[Saved entries]

— Begin —

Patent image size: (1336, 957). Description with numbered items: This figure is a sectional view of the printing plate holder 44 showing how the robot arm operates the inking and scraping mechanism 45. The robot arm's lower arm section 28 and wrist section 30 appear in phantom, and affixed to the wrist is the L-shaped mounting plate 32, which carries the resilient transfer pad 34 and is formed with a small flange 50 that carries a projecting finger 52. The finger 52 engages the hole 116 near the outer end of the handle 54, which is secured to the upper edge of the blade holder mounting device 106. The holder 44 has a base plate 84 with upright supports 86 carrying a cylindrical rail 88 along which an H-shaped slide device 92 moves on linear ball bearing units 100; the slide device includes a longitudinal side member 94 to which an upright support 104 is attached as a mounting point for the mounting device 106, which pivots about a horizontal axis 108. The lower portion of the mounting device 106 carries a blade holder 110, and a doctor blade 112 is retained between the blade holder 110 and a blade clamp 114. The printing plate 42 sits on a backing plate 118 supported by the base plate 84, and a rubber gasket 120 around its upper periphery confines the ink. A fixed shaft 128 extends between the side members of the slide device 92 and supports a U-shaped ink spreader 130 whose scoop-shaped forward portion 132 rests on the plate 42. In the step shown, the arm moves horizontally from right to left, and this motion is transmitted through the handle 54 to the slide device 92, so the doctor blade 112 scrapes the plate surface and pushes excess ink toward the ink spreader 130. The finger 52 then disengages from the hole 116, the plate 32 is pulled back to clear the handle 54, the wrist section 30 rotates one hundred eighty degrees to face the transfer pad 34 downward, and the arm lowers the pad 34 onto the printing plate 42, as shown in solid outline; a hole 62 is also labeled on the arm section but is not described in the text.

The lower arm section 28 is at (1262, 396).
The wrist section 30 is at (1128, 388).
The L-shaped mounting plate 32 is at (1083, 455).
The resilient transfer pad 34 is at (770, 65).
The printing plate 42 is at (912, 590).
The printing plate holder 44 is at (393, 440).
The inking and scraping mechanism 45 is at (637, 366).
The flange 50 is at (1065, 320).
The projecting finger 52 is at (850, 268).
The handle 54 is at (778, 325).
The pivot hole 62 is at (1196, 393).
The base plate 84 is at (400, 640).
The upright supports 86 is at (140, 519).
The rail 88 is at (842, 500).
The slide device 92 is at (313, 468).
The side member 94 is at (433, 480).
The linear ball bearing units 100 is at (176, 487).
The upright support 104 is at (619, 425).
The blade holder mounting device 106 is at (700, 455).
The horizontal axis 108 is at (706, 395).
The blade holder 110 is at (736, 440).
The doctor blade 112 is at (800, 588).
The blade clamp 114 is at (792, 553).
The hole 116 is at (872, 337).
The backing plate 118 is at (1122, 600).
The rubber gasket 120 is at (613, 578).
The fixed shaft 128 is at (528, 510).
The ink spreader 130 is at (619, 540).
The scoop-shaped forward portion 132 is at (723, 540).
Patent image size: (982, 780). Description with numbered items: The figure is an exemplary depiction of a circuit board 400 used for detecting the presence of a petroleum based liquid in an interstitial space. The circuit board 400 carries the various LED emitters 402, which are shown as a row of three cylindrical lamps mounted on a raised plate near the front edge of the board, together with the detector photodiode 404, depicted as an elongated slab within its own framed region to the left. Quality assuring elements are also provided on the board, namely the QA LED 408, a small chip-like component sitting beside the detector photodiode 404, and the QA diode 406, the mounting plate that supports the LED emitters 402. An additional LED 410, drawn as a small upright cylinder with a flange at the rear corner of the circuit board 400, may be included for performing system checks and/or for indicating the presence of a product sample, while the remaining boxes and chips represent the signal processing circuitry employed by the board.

— End —

**Given instruction**
Lay out every line of the listing above as a numbered list, omitting blank lines.

**Task answer**
1. Patent image size: (1336, 957). Description with numbered items: This figure is a sectional view of the printing plate holder 44 showing how the robot arm operates the inking and scraping mechanism 45. The robot arm's lower arm section 28 and wrist section 30 appear in phantom, and affixed to the wrist is the L-shaped mounting plate 32, which carries the resilient transfer pad 34 and is formed with a small flange 50 that carries a projecting finger 52. The finger 52 engages the hole 116 near the outer end of the handle 54, which is secured to the upper edge of the blade holder mounting device 106. The holder 44 has a base plate 84 with upright supports 86 carrying a cylindrical rail 88 along which an H-shaped slide device 92 moves on linear ball bearing units 100; the slide device includes a longitudinal side member 94 to which an upright support 104 is attached as a mounting point for the mounting device 106, which pivots about a horizontal axis 108. The lower portion of the mounting device 106 carries a blade holder 110, and a doctor blade 112 is retained between the blade holder 110 and a blade clamp 114. The printing plate 42 sits on a backing plate 118 supported by the base plate 84, and a rubber gasket 120 around its upper periphery confines the ink. A fixed shaft 128 extends between the side members of the slide device 92 and supports a U-shaped ink spreader 130 whose scoop-shaped forward portion 132 rests on the plate 42. In the step shown, the arm moves horizontally from right to left, and this motion is transmitted through the handle 54 to the slide device 92, so the doctor blade 112 scrapes the plate surface and pushes excess ink toward the ink spreader 130. The finger 52 then disengages from the hole 116, the plate 32 is pulled back to clear the handle 54, the wrist section 30 rotates one hundred eighty degrees to face the transfer pad 34 downward, and the arm lowers the pad 34 onto the printing plate 42, as shown in solid outline; a hole 62 is also labeled on the arm section but is not described in the text.
2. The lower arm section 28 is at (1262, 396).
3. The wrist section 30 is at (1128, 388).
4. The L-shaped mounting plate 32 is at (1083, 455).
5. The resilient transfer pad 34 is at (770, 65).
6. The printing plate 42 is at (912, 590).
7. The printing plate holder 44 is at (393, 440).
8. The inking and scraping mechanism 45 is at (637, 366).
9. The flange 50 is at (1065, 320).
10. The projecting finger 52 is at (850, 268).
11. The handle 54 is at (778, 325).
12. The pivot hole 62 is at (1196, 393).
13. The base plate 84 is at (400, 640).
14. The upright supports 86 is at (140, 519).
15. The rail 88 is at (842, 500).
16. The slide device 92 is at (313, 468).
17. The side member 94 is at (433, 480).
18. The linear ball bearing units 100 is at (176, 487).
19. The upright support 104 is at (619, 425).
20. The blade holder mounting device 106 is at (700, 455).
21. The horizontal axis 108 is at (706, 395).
22. The blade holder 110 is at (736, 440).
23. The doctor blade 112 is at (800, 588).
24. The blade clamp 114 is at (792, 553).
25. The hole 116 is at (872, 337).
26. The backing plate 118 is at (1122, 600).
27. The rubber gasket 120 is at (613, 578).
28. The fixed shaft 128 is at (528, 510).
29. The ink spreader 130 is at (619, 540).
30. The scoop-shaped forward portion 132 is at (723, 540).
31. Patent image size: (982, 780). Description with numbered items: The figure is an exemplary depiction of a circuit board 400 used for detecting the presence of a petroleum based liquid in an interstitial space. The circuit board 400 carries the various LED emitters 402, which are shown as a row of three cylindrical lamps mounted on a raised plate near the front edge of the board, together with the detector photodiode 404, depicted as an elongated slab within its own framed region to the left. Quality assuring elements are also provided on the board, namely the QA LED 408, a small chip-like component sitting beside the detector photodiode 404, and the QA diode 406, the mounting plate that supports the LED emitters 402. An additional LED 410, drawn as a small upright cylinder with a flange at the rear corner of the circuit board 400, may be included for performing system checks and/or for indicating the presence of a product sample, while the remaining boxes and chips represent the signal processing circuitry employed by the board.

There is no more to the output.